Exercise objective: Please determine how many lines of the material include the word "watermark", and respond with nothing but that number.

Source material:
# # #
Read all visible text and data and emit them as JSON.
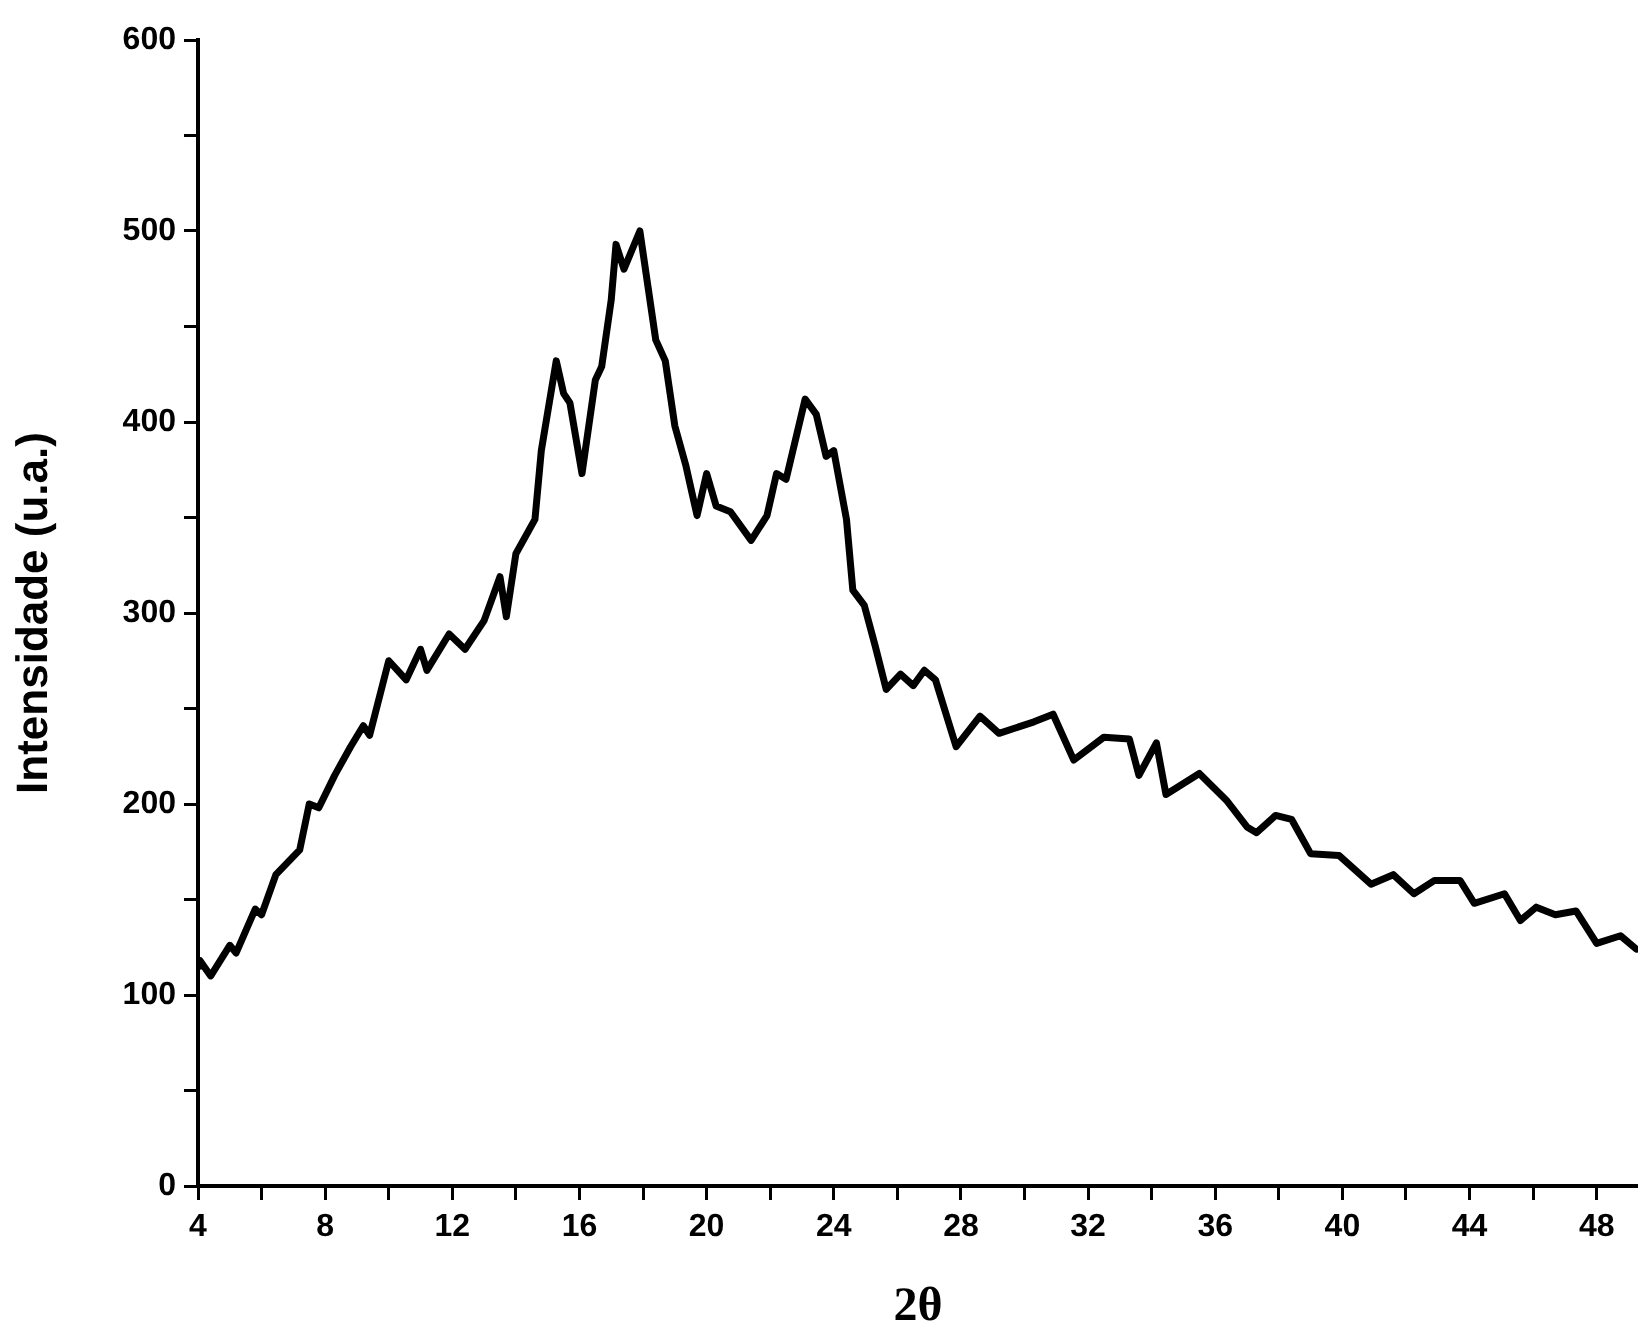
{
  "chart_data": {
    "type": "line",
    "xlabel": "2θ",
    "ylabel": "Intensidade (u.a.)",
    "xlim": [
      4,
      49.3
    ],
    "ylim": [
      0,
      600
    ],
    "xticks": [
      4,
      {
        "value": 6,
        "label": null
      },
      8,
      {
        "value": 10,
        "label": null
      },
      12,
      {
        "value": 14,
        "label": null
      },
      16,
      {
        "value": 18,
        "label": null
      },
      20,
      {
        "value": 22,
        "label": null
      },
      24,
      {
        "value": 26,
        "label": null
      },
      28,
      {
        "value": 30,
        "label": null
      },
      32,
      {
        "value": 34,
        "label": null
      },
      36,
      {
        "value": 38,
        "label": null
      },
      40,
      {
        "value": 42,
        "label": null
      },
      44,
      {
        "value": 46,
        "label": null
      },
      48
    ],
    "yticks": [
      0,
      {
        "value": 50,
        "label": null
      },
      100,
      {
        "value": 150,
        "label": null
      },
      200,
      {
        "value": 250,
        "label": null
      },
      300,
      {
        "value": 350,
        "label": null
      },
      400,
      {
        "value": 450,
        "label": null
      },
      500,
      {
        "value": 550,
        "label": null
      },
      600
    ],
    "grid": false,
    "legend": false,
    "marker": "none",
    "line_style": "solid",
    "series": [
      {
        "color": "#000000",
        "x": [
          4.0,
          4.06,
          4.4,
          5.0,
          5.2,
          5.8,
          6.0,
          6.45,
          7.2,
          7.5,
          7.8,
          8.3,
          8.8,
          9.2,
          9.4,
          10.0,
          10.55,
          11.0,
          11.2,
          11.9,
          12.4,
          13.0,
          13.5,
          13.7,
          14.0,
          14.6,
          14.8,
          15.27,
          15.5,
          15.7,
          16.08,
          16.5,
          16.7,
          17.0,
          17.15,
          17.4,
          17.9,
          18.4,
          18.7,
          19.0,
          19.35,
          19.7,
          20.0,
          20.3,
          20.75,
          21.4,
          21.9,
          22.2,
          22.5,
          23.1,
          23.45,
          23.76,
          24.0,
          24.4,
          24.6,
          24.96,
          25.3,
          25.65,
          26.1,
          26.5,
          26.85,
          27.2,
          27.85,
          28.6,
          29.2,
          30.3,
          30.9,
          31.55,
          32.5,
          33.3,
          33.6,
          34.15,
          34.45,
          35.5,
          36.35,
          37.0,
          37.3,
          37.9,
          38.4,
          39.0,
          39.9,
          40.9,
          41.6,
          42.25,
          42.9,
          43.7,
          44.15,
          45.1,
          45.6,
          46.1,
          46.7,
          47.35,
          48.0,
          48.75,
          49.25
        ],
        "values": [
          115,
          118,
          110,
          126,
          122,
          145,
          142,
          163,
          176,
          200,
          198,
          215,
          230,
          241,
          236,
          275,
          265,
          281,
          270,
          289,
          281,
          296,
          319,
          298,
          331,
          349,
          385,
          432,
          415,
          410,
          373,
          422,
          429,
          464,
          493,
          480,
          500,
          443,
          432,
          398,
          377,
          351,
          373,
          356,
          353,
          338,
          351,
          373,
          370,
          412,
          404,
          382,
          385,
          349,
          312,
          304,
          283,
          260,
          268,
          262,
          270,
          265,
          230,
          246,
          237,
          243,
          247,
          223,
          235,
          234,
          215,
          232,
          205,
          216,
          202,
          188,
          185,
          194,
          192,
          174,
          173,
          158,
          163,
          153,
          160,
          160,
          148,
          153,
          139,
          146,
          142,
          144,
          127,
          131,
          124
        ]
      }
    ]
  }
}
# # #
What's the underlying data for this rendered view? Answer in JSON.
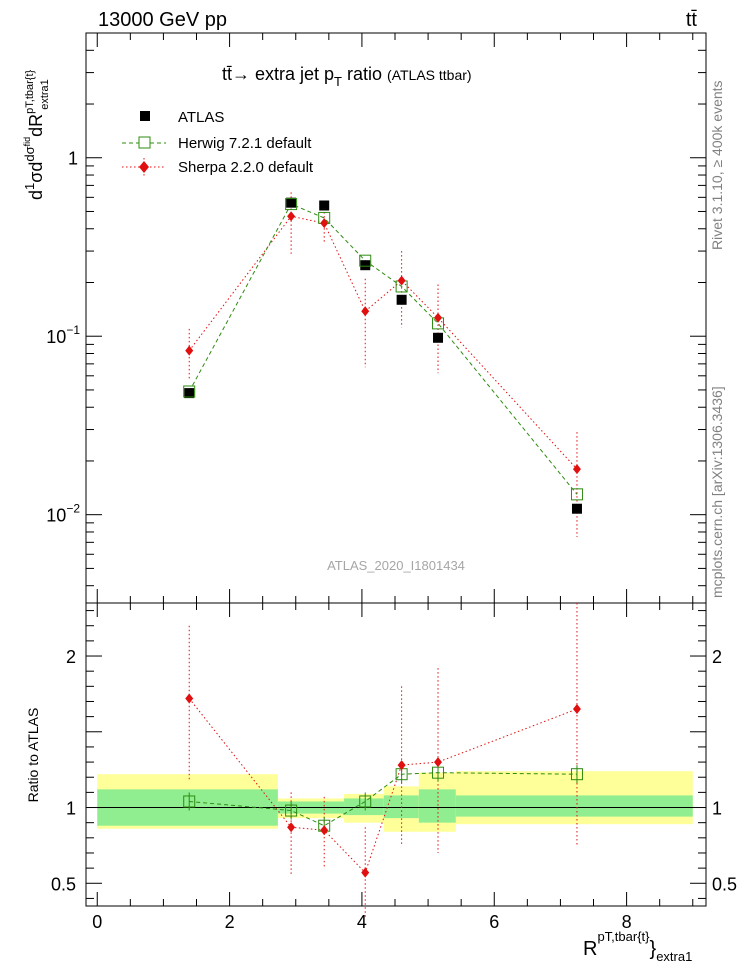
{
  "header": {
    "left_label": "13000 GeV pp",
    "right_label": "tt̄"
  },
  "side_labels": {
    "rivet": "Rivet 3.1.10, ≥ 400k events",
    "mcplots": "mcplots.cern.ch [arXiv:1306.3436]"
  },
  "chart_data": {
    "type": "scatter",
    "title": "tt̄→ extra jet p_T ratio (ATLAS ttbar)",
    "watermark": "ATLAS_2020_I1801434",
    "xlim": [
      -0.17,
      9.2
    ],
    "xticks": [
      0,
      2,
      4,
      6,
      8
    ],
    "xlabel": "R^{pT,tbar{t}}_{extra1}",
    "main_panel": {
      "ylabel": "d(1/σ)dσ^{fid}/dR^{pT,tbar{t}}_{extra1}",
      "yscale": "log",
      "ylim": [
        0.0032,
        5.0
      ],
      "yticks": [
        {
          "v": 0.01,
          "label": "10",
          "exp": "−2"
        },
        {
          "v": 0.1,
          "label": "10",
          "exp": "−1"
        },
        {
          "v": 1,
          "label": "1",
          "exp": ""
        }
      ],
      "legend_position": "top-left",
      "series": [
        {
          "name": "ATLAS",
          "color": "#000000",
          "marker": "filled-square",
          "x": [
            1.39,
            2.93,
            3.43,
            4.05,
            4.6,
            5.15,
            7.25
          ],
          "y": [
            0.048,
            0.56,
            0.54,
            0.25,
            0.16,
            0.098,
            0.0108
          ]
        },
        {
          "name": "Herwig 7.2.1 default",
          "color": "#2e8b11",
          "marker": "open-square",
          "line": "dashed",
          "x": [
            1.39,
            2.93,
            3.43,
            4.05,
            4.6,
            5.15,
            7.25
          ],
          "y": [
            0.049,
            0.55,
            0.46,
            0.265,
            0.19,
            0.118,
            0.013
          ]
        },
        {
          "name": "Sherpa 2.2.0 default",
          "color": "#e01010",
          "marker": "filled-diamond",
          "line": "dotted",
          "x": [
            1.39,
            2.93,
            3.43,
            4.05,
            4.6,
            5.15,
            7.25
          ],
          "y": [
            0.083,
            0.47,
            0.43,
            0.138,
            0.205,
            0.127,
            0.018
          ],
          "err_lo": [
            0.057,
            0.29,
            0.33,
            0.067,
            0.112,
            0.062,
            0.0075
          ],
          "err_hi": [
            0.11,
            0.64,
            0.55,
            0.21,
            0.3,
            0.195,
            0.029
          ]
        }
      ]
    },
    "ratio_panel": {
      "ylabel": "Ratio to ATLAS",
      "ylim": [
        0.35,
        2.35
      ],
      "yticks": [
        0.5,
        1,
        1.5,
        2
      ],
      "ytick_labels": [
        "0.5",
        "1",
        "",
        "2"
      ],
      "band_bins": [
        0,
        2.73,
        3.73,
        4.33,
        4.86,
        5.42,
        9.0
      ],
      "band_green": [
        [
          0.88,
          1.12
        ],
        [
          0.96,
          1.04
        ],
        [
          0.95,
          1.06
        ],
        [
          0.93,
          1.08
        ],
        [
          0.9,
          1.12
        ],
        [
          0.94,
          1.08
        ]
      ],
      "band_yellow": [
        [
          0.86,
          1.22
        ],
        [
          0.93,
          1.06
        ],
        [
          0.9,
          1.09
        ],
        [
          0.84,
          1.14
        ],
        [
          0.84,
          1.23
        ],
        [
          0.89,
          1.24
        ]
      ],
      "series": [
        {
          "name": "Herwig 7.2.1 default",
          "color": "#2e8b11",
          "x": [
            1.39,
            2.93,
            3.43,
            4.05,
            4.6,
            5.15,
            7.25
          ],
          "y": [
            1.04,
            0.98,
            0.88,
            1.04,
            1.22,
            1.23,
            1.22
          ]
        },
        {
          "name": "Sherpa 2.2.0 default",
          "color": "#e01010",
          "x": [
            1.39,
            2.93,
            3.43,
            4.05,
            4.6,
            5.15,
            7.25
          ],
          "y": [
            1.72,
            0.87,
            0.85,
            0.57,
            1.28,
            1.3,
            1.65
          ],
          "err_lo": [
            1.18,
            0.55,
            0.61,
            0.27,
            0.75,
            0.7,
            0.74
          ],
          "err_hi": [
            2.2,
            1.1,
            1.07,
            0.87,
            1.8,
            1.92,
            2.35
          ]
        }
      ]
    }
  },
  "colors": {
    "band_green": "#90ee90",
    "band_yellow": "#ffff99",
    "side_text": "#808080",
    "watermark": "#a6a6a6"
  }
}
# # #
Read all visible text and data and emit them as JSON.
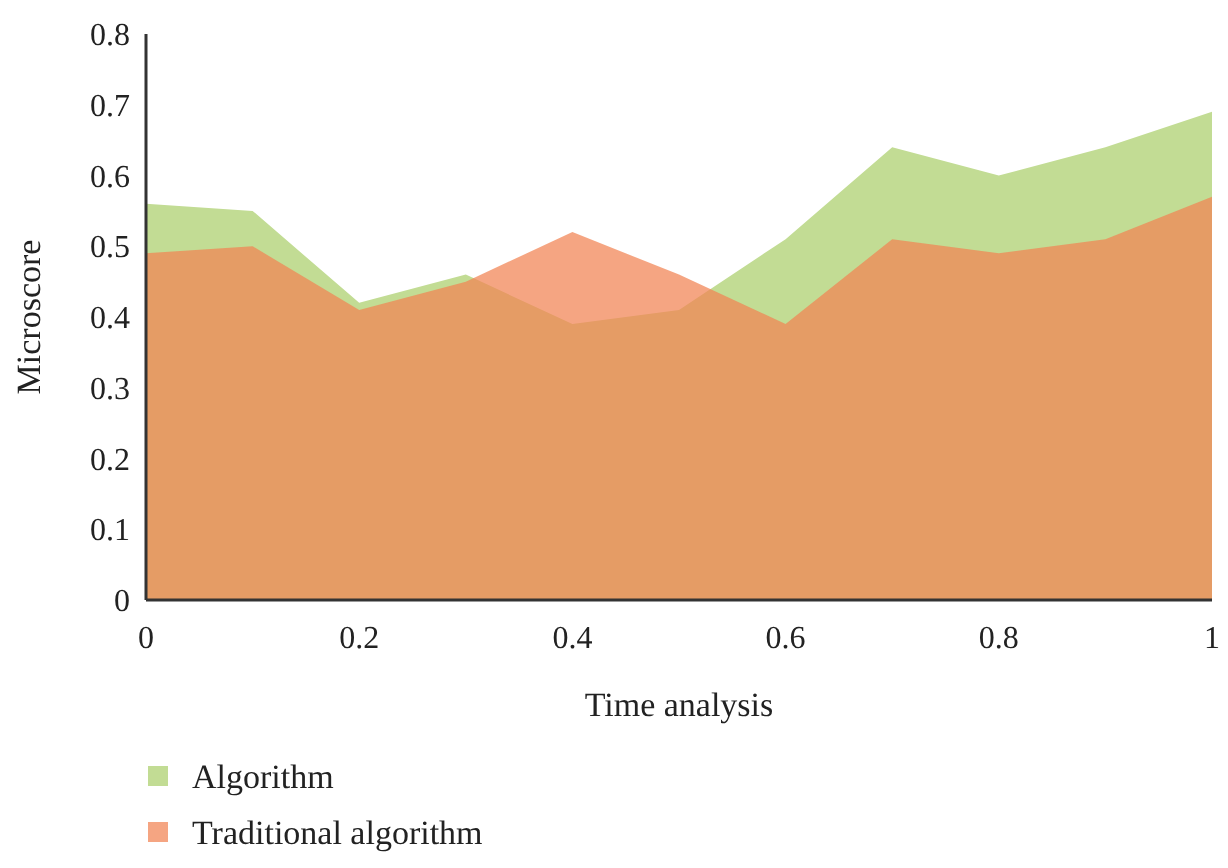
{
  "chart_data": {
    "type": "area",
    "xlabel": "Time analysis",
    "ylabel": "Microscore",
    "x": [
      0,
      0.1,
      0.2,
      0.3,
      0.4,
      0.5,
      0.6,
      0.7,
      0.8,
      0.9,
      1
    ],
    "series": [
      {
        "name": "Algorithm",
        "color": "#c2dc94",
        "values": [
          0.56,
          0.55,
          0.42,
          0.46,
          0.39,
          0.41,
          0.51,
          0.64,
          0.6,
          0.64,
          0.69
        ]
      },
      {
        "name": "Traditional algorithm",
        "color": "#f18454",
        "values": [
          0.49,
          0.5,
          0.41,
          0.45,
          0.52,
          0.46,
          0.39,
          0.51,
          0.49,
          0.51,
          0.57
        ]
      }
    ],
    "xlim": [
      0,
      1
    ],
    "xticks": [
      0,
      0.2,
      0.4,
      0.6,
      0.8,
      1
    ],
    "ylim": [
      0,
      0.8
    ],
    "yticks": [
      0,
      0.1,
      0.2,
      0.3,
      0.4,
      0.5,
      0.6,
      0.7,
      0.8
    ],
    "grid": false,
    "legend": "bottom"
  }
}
# # #
Answer: 2